[EXERCISE PROMPT] Return all of the entries exactly as written.

[DATA LINES]
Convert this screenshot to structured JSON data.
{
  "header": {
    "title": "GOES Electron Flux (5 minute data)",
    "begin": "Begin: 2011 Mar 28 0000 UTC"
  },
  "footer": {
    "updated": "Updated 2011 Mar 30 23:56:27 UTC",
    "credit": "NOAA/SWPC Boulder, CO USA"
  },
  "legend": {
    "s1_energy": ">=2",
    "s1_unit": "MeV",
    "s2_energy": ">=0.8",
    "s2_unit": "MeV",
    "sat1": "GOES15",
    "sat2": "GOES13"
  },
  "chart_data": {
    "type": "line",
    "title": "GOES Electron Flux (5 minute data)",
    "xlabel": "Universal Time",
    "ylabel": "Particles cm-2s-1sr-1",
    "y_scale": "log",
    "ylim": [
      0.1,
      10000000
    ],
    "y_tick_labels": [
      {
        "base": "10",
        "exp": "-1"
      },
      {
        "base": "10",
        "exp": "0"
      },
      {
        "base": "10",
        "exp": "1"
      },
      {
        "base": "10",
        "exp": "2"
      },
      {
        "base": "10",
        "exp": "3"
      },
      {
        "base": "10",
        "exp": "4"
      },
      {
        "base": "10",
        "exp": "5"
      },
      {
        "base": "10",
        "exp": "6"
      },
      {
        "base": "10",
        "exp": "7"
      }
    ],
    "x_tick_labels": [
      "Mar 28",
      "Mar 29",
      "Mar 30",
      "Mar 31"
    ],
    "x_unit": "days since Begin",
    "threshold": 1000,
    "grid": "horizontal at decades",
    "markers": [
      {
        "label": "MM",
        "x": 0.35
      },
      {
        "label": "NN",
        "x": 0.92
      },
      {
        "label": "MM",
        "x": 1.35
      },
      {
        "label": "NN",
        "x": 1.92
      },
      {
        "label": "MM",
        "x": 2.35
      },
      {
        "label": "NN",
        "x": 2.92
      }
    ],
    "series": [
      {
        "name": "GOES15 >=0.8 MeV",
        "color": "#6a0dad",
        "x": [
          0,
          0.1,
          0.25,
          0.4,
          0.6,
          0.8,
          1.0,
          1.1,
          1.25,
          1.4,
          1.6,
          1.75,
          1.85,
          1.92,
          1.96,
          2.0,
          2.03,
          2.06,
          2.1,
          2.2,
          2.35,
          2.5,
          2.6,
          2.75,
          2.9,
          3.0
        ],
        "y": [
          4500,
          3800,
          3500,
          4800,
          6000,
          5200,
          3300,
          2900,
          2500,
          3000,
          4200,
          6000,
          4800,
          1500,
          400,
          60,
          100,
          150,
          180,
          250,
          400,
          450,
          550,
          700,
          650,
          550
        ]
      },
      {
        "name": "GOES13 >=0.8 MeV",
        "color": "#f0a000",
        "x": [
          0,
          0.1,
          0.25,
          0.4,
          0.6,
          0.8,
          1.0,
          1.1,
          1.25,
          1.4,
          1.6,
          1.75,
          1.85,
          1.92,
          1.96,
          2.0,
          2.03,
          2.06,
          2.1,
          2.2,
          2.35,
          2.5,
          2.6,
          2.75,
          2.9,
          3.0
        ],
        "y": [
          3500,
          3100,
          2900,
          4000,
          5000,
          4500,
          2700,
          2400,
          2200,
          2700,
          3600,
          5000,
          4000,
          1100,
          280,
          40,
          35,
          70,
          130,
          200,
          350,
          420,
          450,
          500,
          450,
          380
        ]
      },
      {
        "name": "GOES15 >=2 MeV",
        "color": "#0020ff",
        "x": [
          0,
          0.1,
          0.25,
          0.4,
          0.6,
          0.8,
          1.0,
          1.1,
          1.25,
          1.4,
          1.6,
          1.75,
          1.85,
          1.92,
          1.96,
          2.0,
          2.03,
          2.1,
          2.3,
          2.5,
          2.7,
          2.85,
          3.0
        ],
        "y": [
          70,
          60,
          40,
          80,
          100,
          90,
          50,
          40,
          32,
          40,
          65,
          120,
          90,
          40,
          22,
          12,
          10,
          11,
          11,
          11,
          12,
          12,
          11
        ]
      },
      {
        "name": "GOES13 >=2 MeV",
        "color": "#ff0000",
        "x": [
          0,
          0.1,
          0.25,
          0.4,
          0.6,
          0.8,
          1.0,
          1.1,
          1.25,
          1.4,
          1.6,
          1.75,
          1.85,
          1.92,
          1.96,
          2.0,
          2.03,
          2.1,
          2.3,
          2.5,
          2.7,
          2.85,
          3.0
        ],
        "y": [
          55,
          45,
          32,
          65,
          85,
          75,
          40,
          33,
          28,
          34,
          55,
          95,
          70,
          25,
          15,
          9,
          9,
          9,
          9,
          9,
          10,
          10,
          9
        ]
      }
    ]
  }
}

[SOLUTION FOR THIS EXERCISE]
Convert this screenshot to structured JSON data.
{
  "header": {
    "title": "GOES Electron Flux (5 minute data)",
    "begin": "Begin: 2011 Mar 28 0000 UTC"
  },
  "footer": {
    "updated": "Updated 2011 Mar 30 23:56:27 UTC",
    "credit": "NOAA/SWPC Boulder, CO USA"
  },
  "legend": {
    "s1_energy": ">=2",
    "s1_unit": "MeV",
    "s2_energy": ">=0.8",
    "s2_unit": "MeV",
    "sat1": "GOES15",
    "sat2": "GOES13"
  },
  "chart_data": {
    "type": "line",
    "title": "GOES Electron Flux (5 minute data)",
    "xlabel": "Universal Time",
    "ylabel": "Particles cm-2s-1sr-1",
    "y_scale": "log",
    "ylim": [
      0.1,
      10000000
    ],
    "y_tick_labels": [
      {
        "base": "10",
        "exp": "-1"
      },
      {
        "base": "10",
        "exp": "0"
      },
      {
        "base": "10",
        "exp": "1"
      },
      {
        "base": "10",
        "exp": "2"
      },
      {
        "base": "10",
        "exp": "3"
      },
      {
        "base": "10",
        "exp": "4"
      },
      {
        "base": "10",
        "exp": "5"
      },
      {
        "base": "10",
        "exp": "6"
      },
      {
        "base": "10",
        "exp": "7"
      }
    ],
    "x_tick_labels": [
      "Mar 28",
      "Mar 29",
      "Mar 30",
      "Mar 31"
    ],
    "x_unit": "days since Begin",
    "threshold": 1000,
    "grid": "horizontal at decades",
    "markers": [
      {
        "label": "MM",
        "x": 0.35
      },
      {
        "label": "NN",
        "x": 0.92
      },
      {
        "label": "MM",
        "x": 1.35
      },
      {
        "label": "NN",
        "x": 1.92
      },
      {
        "label": "MM",
        "x": 2.35
      },
      {
        "label": "NN",
        "x": 2.92
      }
    ],
    "series": [
      {
        "name": "GOES15 >=0.8 MeV",
        "color": "#6a0dad",
        "x": [
          0,
          0.1,
          0.25,
          0.4,
          0.6,
          0.8,
          1.0,
          1.1,
          1.25,
          1.4,
          1.6,
          1.75,
          1.85,
          1.92,
          1.96,
          2.0,
          2.03,
          2.06,
          2.1,
          2.2,
          2.35,
          2.5,
          2.6,
          2.75,
          2.9,
          3.0
        ],
        "y": [
          4500,
          3800,
          3500,
          4800,
          6000,
          5200,
          3300,
          2900,
          2500,
          3000,
          4200,
          6000,
          4800,
          1500,
          400,
          60,
          100,
          150,
          180,
          250,
          400,
          450,
          550,
          700,
          650,
          550
        ]
      },
      {
        "name": "GOES13 >=0.8 MeV",
        "color": "#f0a000",
        "x": [
          0,
          0.1,
          0.25,
          0.4,
          0.6,
          0.8,
          1.0,
          1.1,
          1.25,
          1.4,
          1.6,
          1.75,
          1.85,
          1.92,
          1.96,
          2.0,
          2.03,
          2.06,
          2.1,
          2.2,
          2.35,
          2.5,
          2.6,
          2.75,
          2.9,
          3.0
        ],
        "y": [
          3500,
          3100,
          2900,
          4000,
          5000,
          4500,
          2700,
          2400,
          2200,
          2700,
          3600,
          5000,
          4000,
          1100,
          280,
          40,
          35,
          70,
          130,
          200,
          350,
          420,
          450,
          500,
          450,
          380
        ]
      },
      {
        "name": "GOES15 >=2 MeV",
        "color": "#0020ff",
        "x": [
          0,
          0.1,
          0.25,
          0.4,
          0.6,
          0.8,
          1.0,
          1.1,
          1.25,
          1.4,
          1.6,
          1.75,
          1.85,
          1.92,
          1.96,
          2.0,
          2.03,
          2.1,
          2.3,
          2.5,
          2.7,
          2.85,
          3.0
        ],
        "y": [
          70,
          60,
          40,
          80,
          100,
          90,
          50,
          40,
          32,
          40,
          65,
          120,
          90,
          40,
          22,
          12,
          10,
          11,
          11,
          11,
          12,
          12,
          11
        ]
      },
      {
        "name": "GOES13 >=2 MeV",
        "color": "#ff0000",
        "x": [
          0,
          0.1,
          0.25,
          0.4,
          0.6,
          0.8,
          1.0,
          1.1,
          1.25,
          1.4,
          1.6,
          1.75,
          1.85,
          1.92,
          1.96,
          2.0,
          2.03,
          2.1,
          2.3,
          2.5,
          2.7,
          2.85,
          3.0
        ],
        "y": [
          55,
          45,
          32,
          65,
          85,
          75,
          40,
          33,
          28,
          34,
          55,
          95,
          70,
          25,
          15,
          9,
          9,
          9,
          9,
          9,
          10,
          10,
          9
        ]
      }
    ]
  }
}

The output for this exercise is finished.